§ WHAT THIS TASK INVOLVES
In the copy, include every entry exactly but none of the images.

§ SUPPLIED RECORDS
____________
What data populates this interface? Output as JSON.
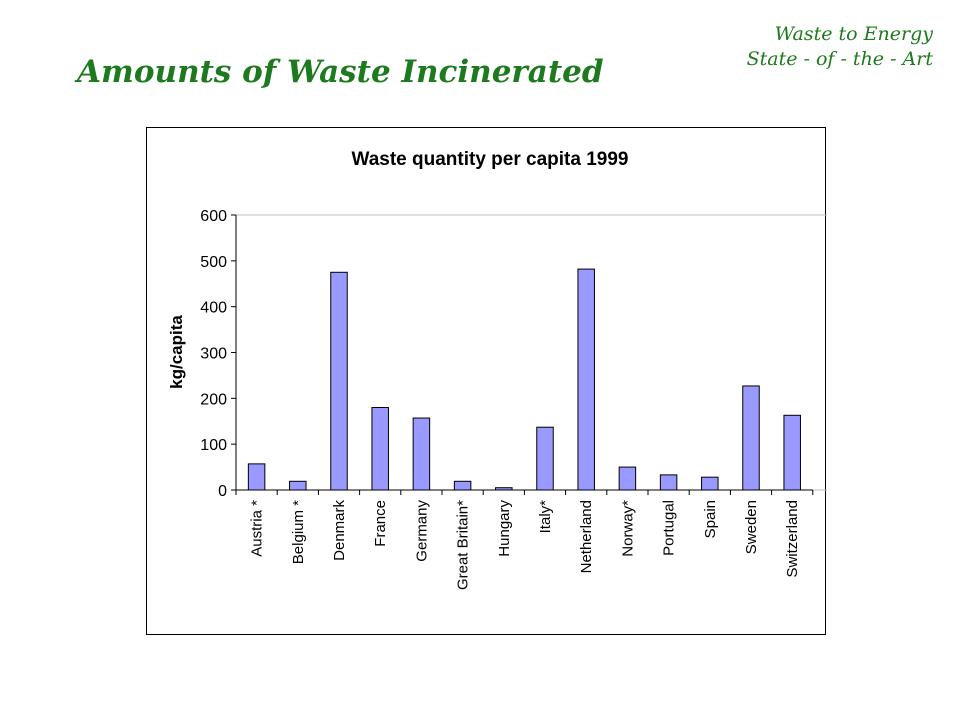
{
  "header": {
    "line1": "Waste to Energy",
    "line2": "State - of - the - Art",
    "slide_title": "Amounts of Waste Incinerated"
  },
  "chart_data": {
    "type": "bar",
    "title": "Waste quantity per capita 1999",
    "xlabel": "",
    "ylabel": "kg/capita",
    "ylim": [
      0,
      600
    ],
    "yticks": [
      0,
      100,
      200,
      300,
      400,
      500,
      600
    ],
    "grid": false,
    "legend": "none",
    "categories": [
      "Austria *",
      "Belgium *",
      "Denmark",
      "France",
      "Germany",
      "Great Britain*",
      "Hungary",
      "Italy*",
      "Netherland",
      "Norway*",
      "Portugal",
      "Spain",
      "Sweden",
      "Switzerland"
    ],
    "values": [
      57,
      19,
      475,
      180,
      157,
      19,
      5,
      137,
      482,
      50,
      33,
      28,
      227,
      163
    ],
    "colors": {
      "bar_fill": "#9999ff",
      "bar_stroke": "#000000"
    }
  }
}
____________
§ COMPLETE ANSWER
What data populates this interface? Output as JSON.
{
  "header": {
    "line1": "Waste to Energy",
    "line2": "State - of - the - Art",
    "slide_title": "Amounts of Waste Incinerated"
  },
  "chart_data": {
    "type": "bar",
    "title": "Waste quantity per capita 1999",
    "xlabel": "",
    "ylabel": "kg/capita",
    "ylim": [
      0,
      600
    ],
    "yticks": [
      0,
      100,
      200,
      300,
      400,
      500,
      600
    ],
    "grid": false,
    "legend": "none",
    "categories": [
      "Austria *",
      "Belgium *",
      "Denmark",
      "France",
      "Germany",
      "Great Britain*",
      "Hungary",
      "Italy*",
      "Netherland",
      "Norway*",
      "Portugal",
      "Spain",
      "Sweden",
      "Switzerland"
    ],
    "values": [
      57,
      19,
      475,
      180,
      157,
      19,
      5,
      137,
      482,
      50,
      33,
      28,
      227,
      163
    ],
    "colors": {
      "bar_fill": "#9999ff",
      "bar_stroke": "#000000"
    }
  }
}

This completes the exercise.